What the task asks |
Among the entries below, count the lines where the string "Southern" occurs, and give only the number.

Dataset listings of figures

::::

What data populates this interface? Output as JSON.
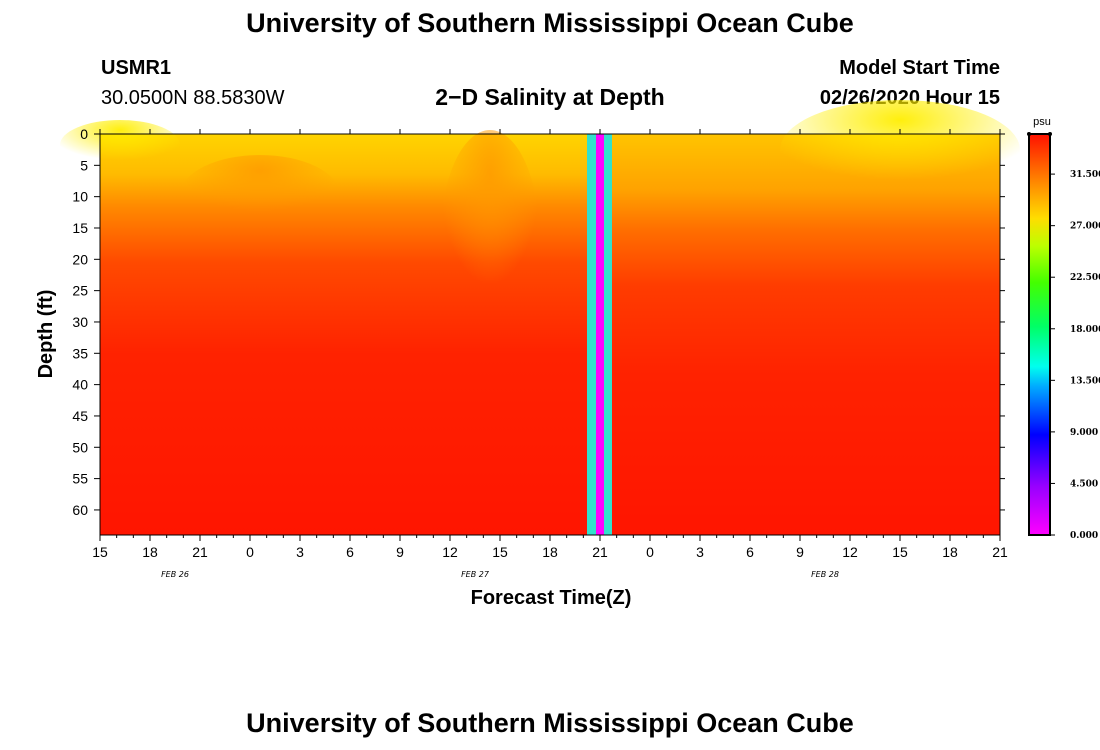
{
  "header": {
    "title": "University of Southern Mississippi Ocean Cube",
    "station": "USMR1",
    "coords": "30.0500N 88.5830W",
    "plot_title": "2−D Salinity at Depth",
    "model_label": "Model Start Time",
    "model_time": "02/26/2020 Hour 15"
  },
  "footer": {
    "title": "University of Southern Mississippi Ocean Cube"
  },
  "chart_data": {
    "type": "heatmap",
    "title": "2−D Salinity at Depth",
    "xlabel": "Forecast Time(Z)",
    "ylabel": "Depth (ft)",
    "x_tick_labels": [
      "15",
      "18",
      "21",
      "0",
      "3",
      "6",
      "9",
      "12",
      "15",
      "18",
      "21",
      "0",
      "3",
      "6",
      "9",
      "12",
      "15",
      "18",
      "21"
    ],
    "x_date_labels": [
      {
        "label": "FEB 26",
        "tick_index": 1
      },
      {
        "label": "FEB 27",
        "tick_index": 7
      },
      {
        "label": "FEB 28",
        "tick_index": 14
      }
    ],
    "y_tick_labels": [
      "0",
      "5",
      "10",
      "15",
      "20",
      "25",
      "30",
      "35",
      "40",
      "45",
      "50",
      "55",
      "60"
    ],
    "ylim": [
      0,
      64
    ],
    "colorbar": {
      "unit": "psu",
      "ticks": [
        "0.000",
        "4.500",
        "9.000",
        "13.500",
        "18.000",
        "22.500",
        "27.000",
        "31.500"
      ],
      "range": [
        0,
        35
      ]
    },
    "description_values": {
      "surface_salinity_psu": 29.5,
      "bottom_salinity_psu": 34.5,
      "missing_data_column_hour": 21
    },
    "colors": {
      "low": "#ff00ff",
      "mid": "#00ff80",
      "high": "#ff1a00",
      "missing_outer": "#33e0cc",
      "missing_inner": "#ff00ff"
    }
  }
}
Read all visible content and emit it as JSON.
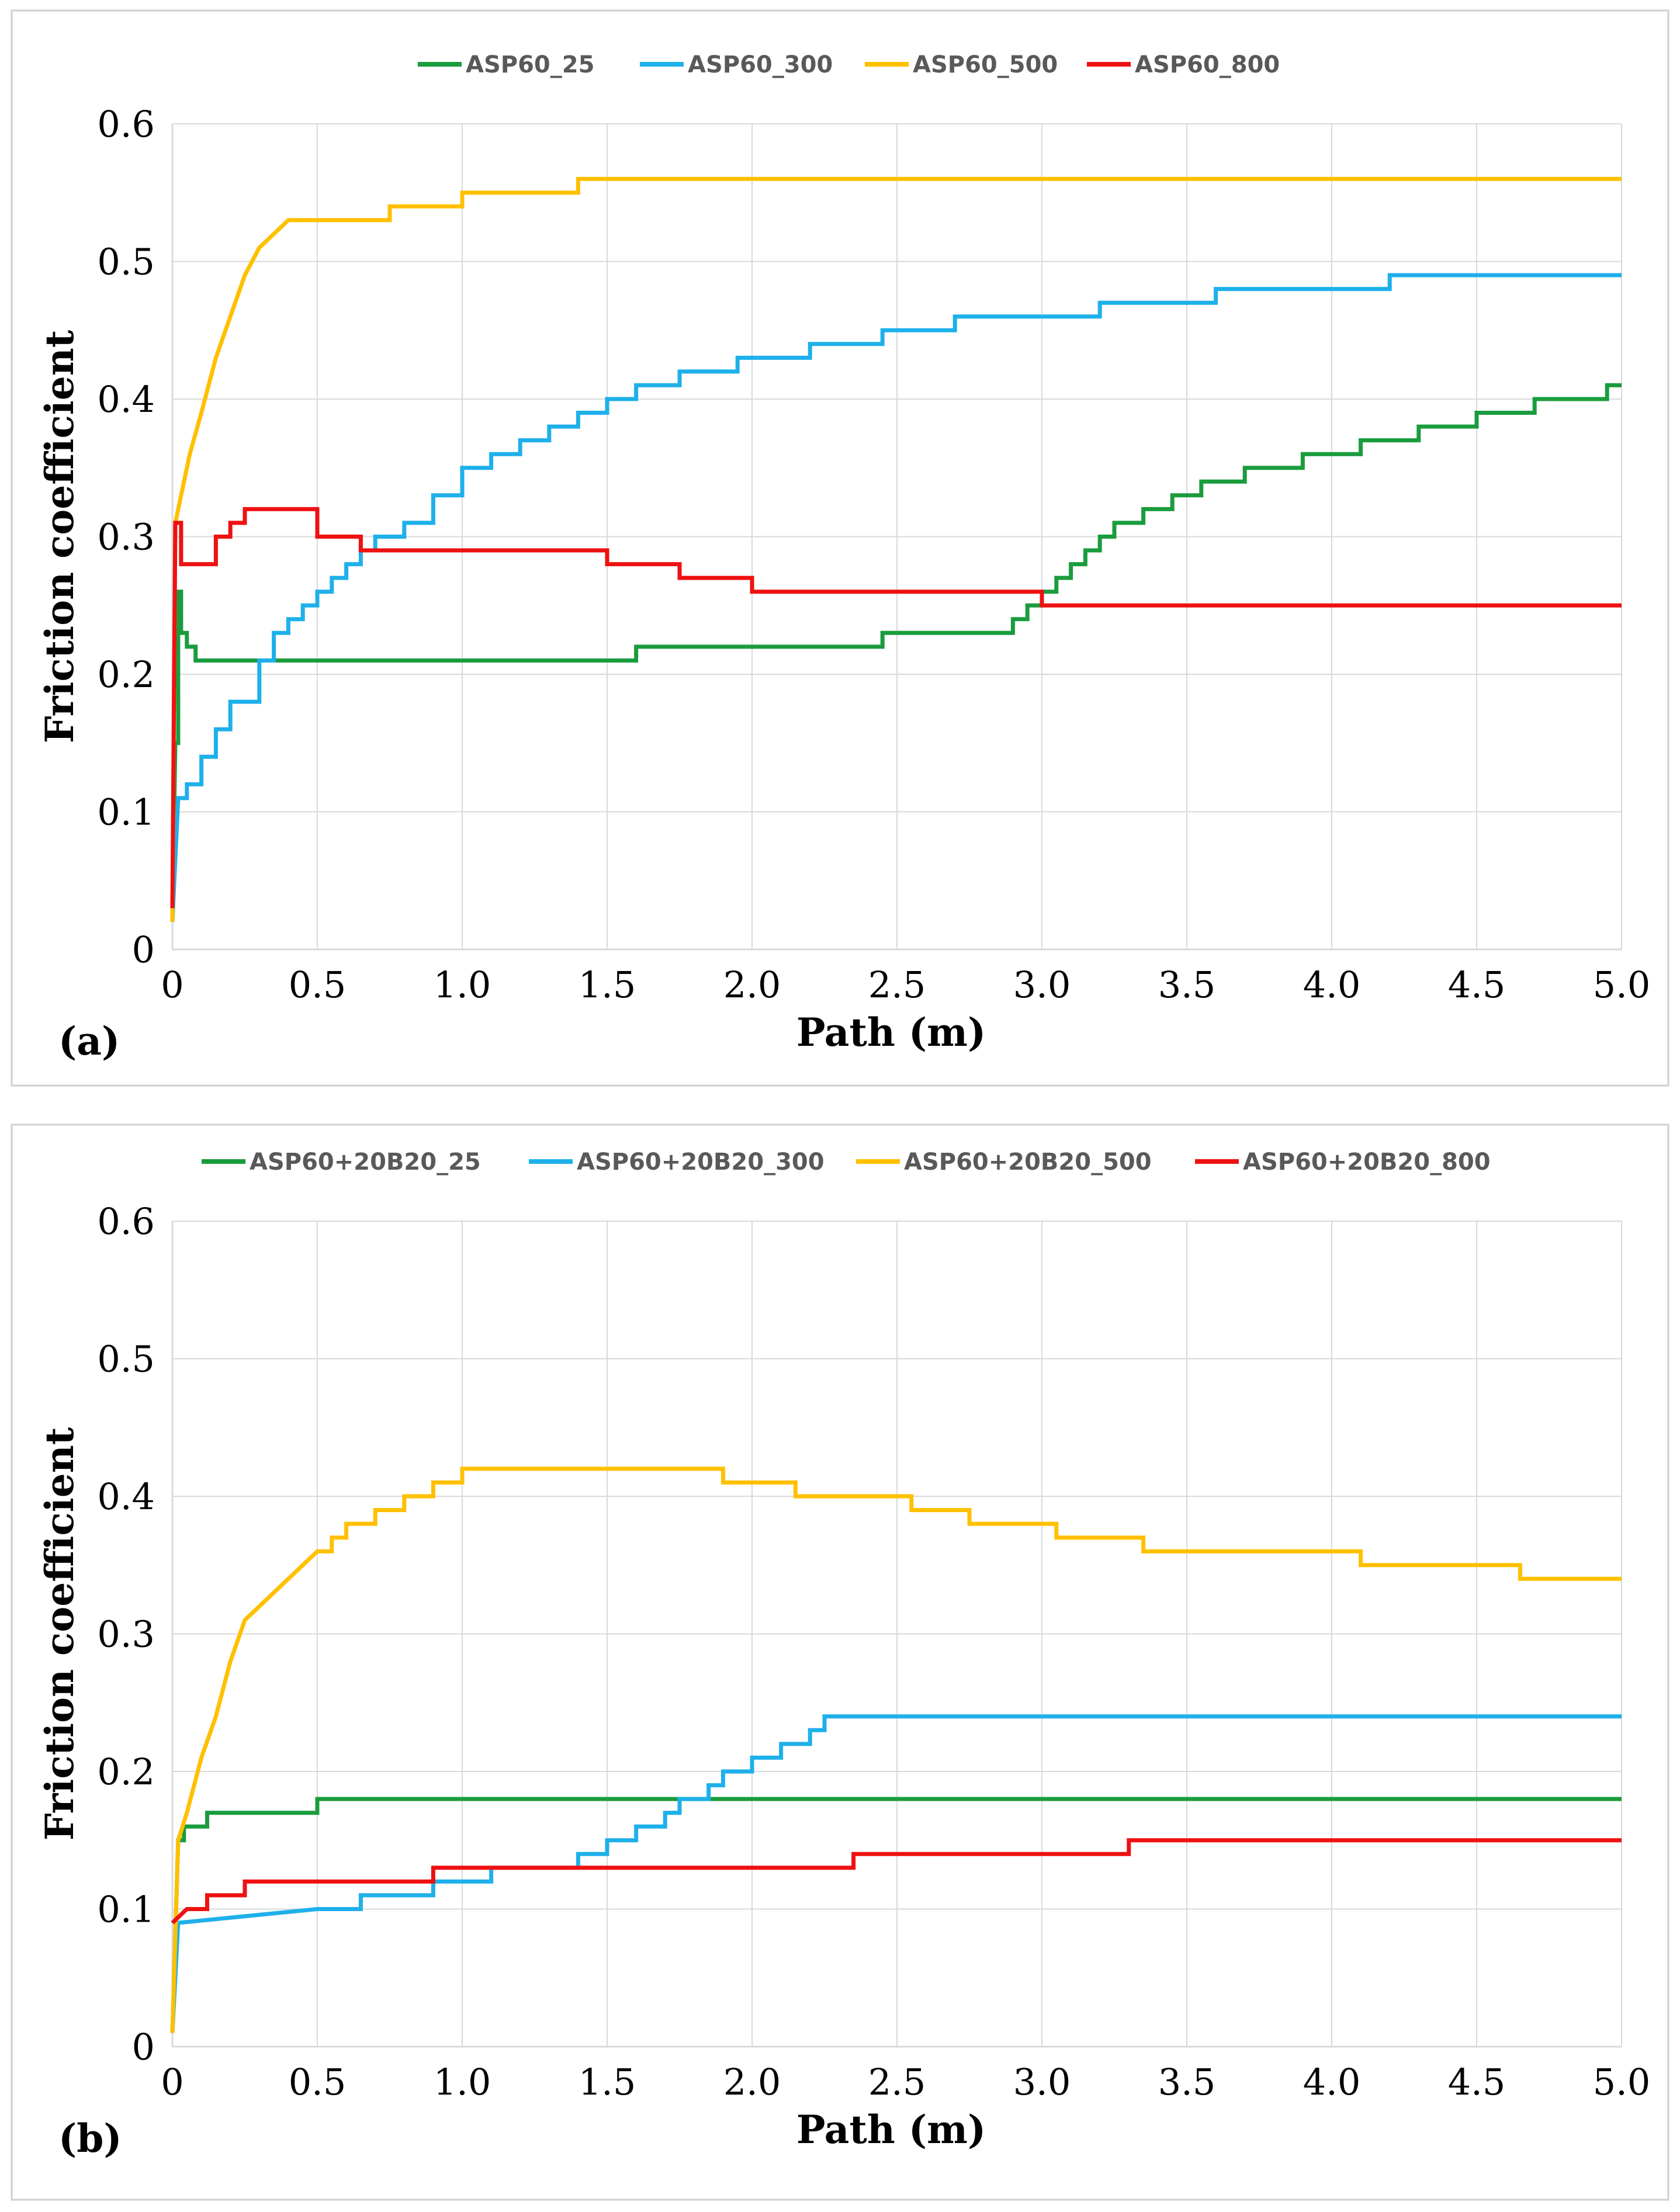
{
  "chart_data": [
    {
      "type": "line",
      "panel_label": "(a)",
      "xlabel": "Path (m)",
      "ylabel": "Friction coefficient",
      "xlim": [
        0,
        5
      ],
      "ylim": [
        0,
        0.6
      ],
      "xticks": [
        0,
        0.5,
        1.0,
        1.5,
        2.0,
        2.5,
        3.0,
        3.5,
        4.0,
        4.5,
        5.0
      ],
      "xtick_labels": [
        "0",
        "0.5",
        "1.0",
        "1.5",
        "2.0",
        "2.5",
        "3.0",
        "3.5",
        "4.0",
        "4.5",
        "5.0"
      ],
      "yticks": [
        0,
        0.1,
        0.2,
        0.3,
        0.4,
        0.5,
        0.6
      ],
      "ytick_labels": [
        "0",
        "0.1",
        "0.2",
        "0.3",
        "0.4",
        "0.5",
        "0.6"
      ],
      "grid": true,
      "legend_position": "top",
      "series": [
        {
          "name": "ASP60_25",
          "color": "#1a9c3e",
          "x": [
            0,
            0.01,
            0.02,
            0.03,
            0.05,
            0.08,
            0.5,
            1.0,
            1.5,
            1.6,
            2.0,
            2.45,
            2.5,
            2.9,
            2.95,
            3.0,
            3.05,
            3.1,
            3.15,
            3.2,
            3.25,
            3.3,
            3.35,
            3.45,
            3.55,
            3.7,
            3.9,
            4.1,
            4.3,
            4.5,
            4.7,
            4.95,
            5.0
          ],
          "y": [
            0.02,
            0.15,
            0.26,
            0.23,
            0.22,
            0.21,
            0.21,
            0.21,
            0.21,
            0.22,
            0.22,
            0.23,
            0.23,
            0.24,
            0.25,
            0.26,
            0.27,
            0.28,
            0.29,
            0.3,
            0.31,
            0.31,
            0.32,
            0.33,
            0.34,
            0.35,
            0.36,
            0.37,
            0.38,
            0.39,
            0.4,
            0.41,
            0.41
          ]
        },
        {
          "name": "ASP60_300",
          "color": "#1eb0ea",
          "x": [
            0,
            0.02,
            0.05,
            0.1,
            0.15,
            0.2,
            0.3,
            0.35,
            0.4,
            0.45,
            0.5,
            0.55,
            0.6,
            0.65,
            0.7,
            0.8,
            0.9,
            1.0,
            1.1,
            1.2,
            1.3,
            1.4,
            1.5,
            1.6,
            1.75,
            1.95,
            2.2,
            2.45,
            2.7,
            3.0,
            3.2,
            3.6,
            4.0,
            4.2,
            4.6,
            5.0
          ],
          "y": [
            0.02,
            0.11,
            0.12,
            0.14,
            0.16,
            0.18,
            0.21,
            0.23,
            0.24,
            0.25,
            0.26,
            0.27,
            0.28,
            0.29,
            0.3,
            0.31,
            0.33,
            0.35,
            0.36,
            0.37,
            0.38,
            0.39,
            0.4,
            0.41,
            0.42,
            0.43,
            0.44,
            0.45,
            0.46,
            0.46,
            0.47,
            0.48,
            0.48,
            0.49,
            0.49,
            0.49
          ]
        },
        {
          "name": "ASP60_500",
          "color": "#ffc000",
          "x": [
            0,
            0.01,
            0.03,
            0.06,
            0.1,
            0.15,
            0.2,
            0.25,
            0.3,
            0.35,
            0.4,
            0.5,
            0.75,
            1.0,
            1.2,
            1.4,
            1.6,
            2.0,
            3.0,
            4.0,
            5.0
          ],
          "y": [
            0.02,
            0.31,
            0.33,
            0.36,
            0.39,
            0.43,
            0.46,
            0.49,
            0.51,
            0.52,
            0.53,
            0.53,
            0.54,
            0.55,
            0.55,
            0.56,
            0.56,
            0.56,
            0.56,
            0.56,
            0.56
          ],
          "dense": true
        },
        {
          "name": "ASP60_800",
          "color": "#ee1111",
          "x": [
            0,
            0.01,
            0.03,
            0.1,
            0.15,
            0.2,
            0.25,
            0.5,
            0.65,
            1.0,
            1.5,
            1.75,
            2.0,
            2.5,
            3.0,
            3.5,
            4.0,
            5.0
          ],
          "y": [
            0.03,
            0.31,
            0.28,
            0.28,
            0.3,
            0.31,
            0.32,
            0.3,
            0.29,
            0.29,
            0.28,
            0.27,
            0.26,
            0.26,
            0.25,
            0.25,
            0.25,
            0.25
          ]
        }
      ]
    },
    {
      "type": "line",
      "panel_label": "(b)",
      "xlabel": "Path (m)",
      "ylabel": "Friction coefficient",
      "xlim": [
        0,
        5
      ],
      "ylim": [
        0,
        0.6
      ],
      "xticks": [
        0,
        0.5,
        1.0,
        1.5,
        2.0,
        2.5,
        3.0,
        3.5,
        4.0,
        4.5,
        5.0
      ],
      "xtick_labels": [
        "0",
        "0.5",
        "1.0",
        "1.5",
        "2.0",
        "2.5",
        "3.0",
        "3.5",
        "4.0",
        "4.5",
        "5.0"
      ],
      "yticks": [
        0,
        0.1,
        0.2,
        0.3,
        0.4,
        0.5,
        0.6
      ],
      "ytick_labels": [
        "0",
        "0.1",
        "0.2",
        "0.3",
        "0.4",
        "0.5",
        "0.6"
      ],
      "grid": true,
      "legend_position": "top",
      "series": [
        {
          "name": "ASP60+20B20_25",
          "color": "#1a9c3e",
          "x": [
            0,
            0.02,
            0.04,
            0.12,
            0.5,
            1.0,
            2.0,
            3.0,
            4.0,
            5.0
          ],
          "y": [
            0.01,
            0.15,
            0.16,
            0.17,
            0.18,
            0.18,
            0.18,
            0.18,
            0.18,
            0.18
          ]
        },
        {
          "name": "ASP60+20B20_300",
          "color": "#1eb0ea",
          "x": [
            0,
            0.02,
            0.5,
            0.65,
            0.9,
            1.1,
            1.4,
            1.5,
            1.6,
            1.7,
            1.75,
            1.85,
            1.9,
            2.0,
            2.1,
            2.2,
            2.25,
            2.5,
            3.0,
            4.0,
            5.0
          ],
          "y": [
            0.01,
            0.09,
            0.1,
            0.11,
            0.12,
            0.13,
            0.14,
            0.15,
            0.16,
            0.17,
            0.18,
            0.19,
            0.2,
            0.21,
            0.22,
            0.23,
            0.24,
            0.24,
            0.24,
            0.24,
            0.24
          ],
          "dense": true
        },
        {
          "name": "ASP60+20B20_500",
          "color": "#ffc000",
          "x": [
            0,
            0.02,
            0.05,
            0.1,
            0.15,
            0.2,
            0.25,
            0.3,
            0.35,
            0.4,
            0.45,
            0.5,
            0.55,
            0.6,
            0.7,
            0.8,
            0.9,
            1.0,
            1.2,
            1.5,
            1.9,
            2.15,
            2.55,
            2.75,
            3.05,
            3.35,
            4.1,
            4.65,
            5.0
          ],
          "y": [
            0.01,
            0.15,
            0.17,
            0.21,
            0.24,
            0.28,
            0.31,
            0.32,
            0.33,
            0.34,
            0.35,
            0.36,
            0.37,
            0.38,
            0.39,
            0.4,
            0.41,
            0.42,
            0.42,
            0.42,
            0.41,
            0.4,
            0.39,
            0.38,
            0.37,
            0.36,
            0.35,
            0.34,
            0.34
          ],
          "dense": true
        },
        {
          "name": "ASP60+20B20_800",
          "color": "#ee1111",
          "x": [
            0,
            0.05,
            0.12,
            0.25,
            0.5,
            0.9,
            1.5,
            2.35,
            3.3,
            4.0,
            5.0
          ],
          "y": [
            0.09,
            0.1,
            0.11,
            0.12,
            0.12,
            0.13,
            0.13,
            0.14,
            0.15,
            0.15,
            0.15
          ]
        }
      ]
    }
  ]
}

::::

Solution to this task |
2